Given request
Retype every line of the records below without changing anything, and leave the pictures out.

Input data
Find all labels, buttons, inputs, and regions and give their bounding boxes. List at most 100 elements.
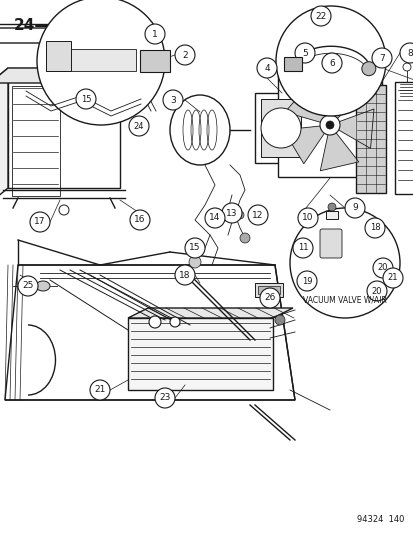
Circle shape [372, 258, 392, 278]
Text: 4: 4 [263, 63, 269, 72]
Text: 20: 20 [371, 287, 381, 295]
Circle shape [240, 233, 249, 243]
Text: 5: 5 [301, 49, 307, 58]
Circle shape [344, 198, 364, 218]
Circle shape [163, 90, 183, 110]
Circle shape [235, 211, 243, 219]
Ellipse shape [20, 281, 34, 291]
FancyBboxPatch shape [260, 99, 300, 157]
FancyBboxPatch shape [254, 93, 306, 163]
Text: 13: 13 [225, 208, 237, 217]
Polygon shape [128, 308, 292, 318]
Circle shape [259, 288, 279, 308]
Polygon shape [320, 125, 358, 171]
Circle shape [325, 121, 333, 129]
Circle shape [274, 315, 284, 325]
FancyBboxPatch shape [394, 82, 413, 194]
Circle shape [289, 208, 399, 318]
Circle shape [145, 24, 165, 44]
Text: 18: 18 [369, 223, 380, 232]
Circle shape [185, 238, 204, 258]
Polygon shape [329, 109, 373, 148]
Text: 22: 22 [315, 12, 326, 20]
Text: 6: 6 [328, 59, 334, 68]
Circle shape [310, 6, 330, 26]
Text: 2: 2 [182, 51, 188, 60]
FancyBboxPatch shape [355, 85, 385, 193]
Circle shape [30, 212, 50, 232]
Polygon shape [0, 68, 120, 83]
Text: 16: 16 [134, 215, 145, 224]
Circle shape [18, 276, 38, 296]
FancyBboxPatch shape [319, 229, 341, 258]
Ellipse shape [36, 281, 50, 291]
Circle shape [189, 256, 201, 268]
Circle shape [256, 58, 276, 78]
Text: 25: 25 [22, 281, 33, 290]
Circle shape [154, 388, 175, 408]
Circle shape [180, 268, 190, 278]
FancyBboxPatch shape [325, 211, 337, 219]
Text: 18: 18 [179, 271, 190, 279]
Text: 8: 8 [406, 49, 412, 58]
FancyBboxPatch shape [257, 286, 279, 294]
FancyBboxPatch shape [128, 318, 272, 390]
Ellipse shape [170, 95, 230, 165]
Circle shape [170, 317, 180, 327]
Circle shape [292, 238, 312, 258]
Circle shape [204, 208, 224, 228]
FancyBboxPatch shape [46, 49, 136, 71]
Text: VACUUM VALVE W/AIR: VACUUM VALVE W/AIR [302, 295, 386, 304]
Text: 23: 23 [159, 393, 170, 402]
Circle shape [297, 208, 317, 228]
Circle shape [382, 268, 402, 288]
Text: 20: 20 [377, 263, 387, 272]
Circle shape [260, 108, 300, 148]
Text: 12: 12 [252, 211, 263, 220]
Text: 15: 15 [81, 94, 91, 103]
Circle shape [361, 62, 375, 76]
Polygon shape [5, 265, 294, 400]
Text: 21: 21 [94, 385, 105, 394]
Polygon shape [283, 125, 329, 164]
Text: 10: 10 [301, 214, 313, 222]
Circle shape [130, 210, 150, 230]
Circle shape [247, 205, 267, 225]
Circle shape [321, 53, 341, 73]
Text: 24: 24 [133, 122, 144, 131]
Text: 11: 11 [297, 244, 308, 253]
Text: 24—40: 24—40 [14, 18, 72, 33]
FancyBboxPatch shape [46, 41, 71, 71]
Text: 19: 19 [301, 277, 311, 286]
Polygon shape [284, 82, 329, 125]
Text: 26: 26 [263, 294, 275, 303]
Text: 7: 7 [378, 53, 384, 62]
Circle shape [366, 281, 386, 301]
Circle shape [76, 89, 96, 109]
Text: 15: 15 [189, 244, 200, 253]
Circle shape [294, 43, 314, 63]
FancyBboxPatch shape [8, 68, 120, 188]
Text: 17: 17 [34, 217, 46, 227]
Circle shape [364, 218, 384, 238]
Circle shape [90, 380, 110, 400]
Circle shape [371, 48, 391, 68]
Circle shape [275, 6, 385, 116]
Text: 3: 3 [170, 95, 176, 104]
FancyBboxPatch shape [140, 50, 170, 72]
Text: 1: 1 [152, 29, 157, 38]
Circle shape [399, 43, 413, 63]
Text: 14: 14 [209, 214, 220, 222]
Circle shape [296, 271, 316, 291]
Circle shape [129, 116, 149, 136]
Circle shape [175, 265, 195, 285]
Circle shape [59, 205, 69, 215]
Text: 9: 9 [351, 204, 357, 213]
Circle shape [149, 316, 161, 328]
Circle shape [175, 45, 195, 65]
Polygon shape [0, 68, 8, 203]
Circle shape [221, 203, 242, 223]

Task solution
Find all labels, buttons, inputs, and regions and give their bounding boxes. List at most 100 elements.
Circle shape [372, 258, 392, 278]
Text: 4: 4 [263, 63, 269, 72]
Text: 20: 20 [371, 287, 381, 295]
Circle shape [240, 233, 249, 243]
Text: 5: 5 [301, 49, 307, 58]
Circle shape [344, 198, 364, 218]
Circle shape [163, 90, 183, 110]
Circle shape [235, 211, 243, 219]
Ellipse shape [20, 281, 34, 291]
FancyBboxPatch shape [260, 99, 300, 157]
FancyBboxPatch shape [254, 93, 306, 163]
Text: 13: 13 [225, 208, 237, 217]
Polygon shape [128, 308, 292, 318]
Circle shape [259, 288, 279, 308]
Polygon shape [320, 125, 358, 171]
Circle shape [325, 121, 333, 129]
Circle shape [274, 315, 284, 325]
FancyBboxPatch shape [394, 82, 413, 194]
Circle shape [289, 208, 399, 318]
Circle shape [145, 24, 165, 44]
Text: 18: 18 [369, 223, 380, 232]
Circle shape [185, 238, 204, 258]
Polygon shape [329, 109, 373, 148]
Text: 22: 22 [315, 12, 326, 20]
Text: 6: 6 [328, 59, 334, 68]
Circle shape [310, 6, 330, 26]
Text: 2: 2 [182, 51, 188, 60]
FancyBboxPatch shape [355, 85, 385, 193]
Circle shape [30, 212, 50, 232]
Polygon shape [0, 68, 120, 83]
Text: 16: 16 [134, 215, 145, 224]
Circle shape [18, 276, 38, 296]
FancyBboxPatch shape [319, 229, 341, 258]
Ellipse shape [36, 281, 50, 291]
Circle shape [189, 256, 201, 268]
Circle shape [256, 58, 276, 78]
Text: 25: 25 [22, 281, 33, 290]
Circle shape [154, 388, 175, 408]
Circle shape [180, 268, 190, 278]
FancyBboxPatch shape [325, 211, 337, 219]
Text: 18: 18 [179, 271, 190, 279]
Text: 8: 8 [406, 49, 412, 58]
FancyBboxPatch shape [257, 286, 279, 294]
FancyBboxPatch shape [128, 318, 272, 390]
Ellipse shape [170, 95, 230, 165]
Circle shape [170, 317, 180, 327]
Circle shape [292, 238, 312, 258]
Circle shape [204, 208, 224, 228]
FancyBboxPatch shape [46, 49, 136, 71]
Text: VACUUM VALVE W/AIR: VACUUM VALVE W/AIR [302, 295, 386, 304]
Text: 23: 23 [159, 393, 170, 402]
Circle shape [297, 208, 317, 228]
Circle shape [382, 268, 402, 288]
Text: 20: 20 [377, 263, 387, 272]
Circle shape [260, 108, 300, 148]
Text: 12: 12 [252, 211, 263, 220]
Text: 15: 15 [81, 94, 91, 103]
Circle shape [361, 62, 375, 76]
Polygon shape [5, 265, 294, 400]
Text: 21: 21 [94, 385, 105, 394]
Polygon shape [283, 125, 329, 164]
Text: 10: 10 [301, 214, 313, 222]
Circle shape [130, 210, 150, 230]
Circle shape [247, 205, 267, 225]
Circle shape [321, 53, 341, 73]
Text: 24: 24 [133, 122, 144, 131]
Text: 11: 11 [297, 244, 308, 253]
Text: 24—40: 24—40 [14, 18, 72, 33]
FancyBboxPatch shape [46, 41, 71, 71]
Text: 19: 19 [301, 277, 311, 286]
Polygon shape [284, 82, 329, 125]
Text: 26: 26 [263, 294, 275, 303]
Text: 7: 7 [378, 53, 384, 62]
Circle shape [366, 281, 386, 301]
Circle shape [76, 89, 96, 109]
Text: 15: 15 [189, 244, 200, 253]
Circle shape [294, 43, 314, 63]
FancyBboxPatch shape [8, 68, 120, 188]
Text: 17: 17 [34, 217, 46, 227]
Circle shape [364, 218, 384, 238]
Circle shape [90, 380, 110, 400]
Circle shape [371, 48, 391, 68]
Circle shape [275, 6, 385, 116]
Text: 3: 3 [170, 95, 176, 104]
FancyBboxPatch shape [140, 50, 170, 72]
Text: 1: 1 [152, 29, 157, 38]
Circle shape [399, 43, 413, 63]
Text: 14: 14 [209, 214, 220, 222]
Circle shape [296, 271, 316, 291]
Circle shape [129, 116, 149, 136]
Circle shape [175, 265, 195, 285]
Circle shape [59, 205, 69, 215]
Text: 9: 9 [351, 204, 357, 213]
Circle shape [149, 316, 161, 328]
Circle shape [175, 45, 195, 65]
Polygon shape [0, 68, 8, 203]
Circle shape [221, 203, 242, 223]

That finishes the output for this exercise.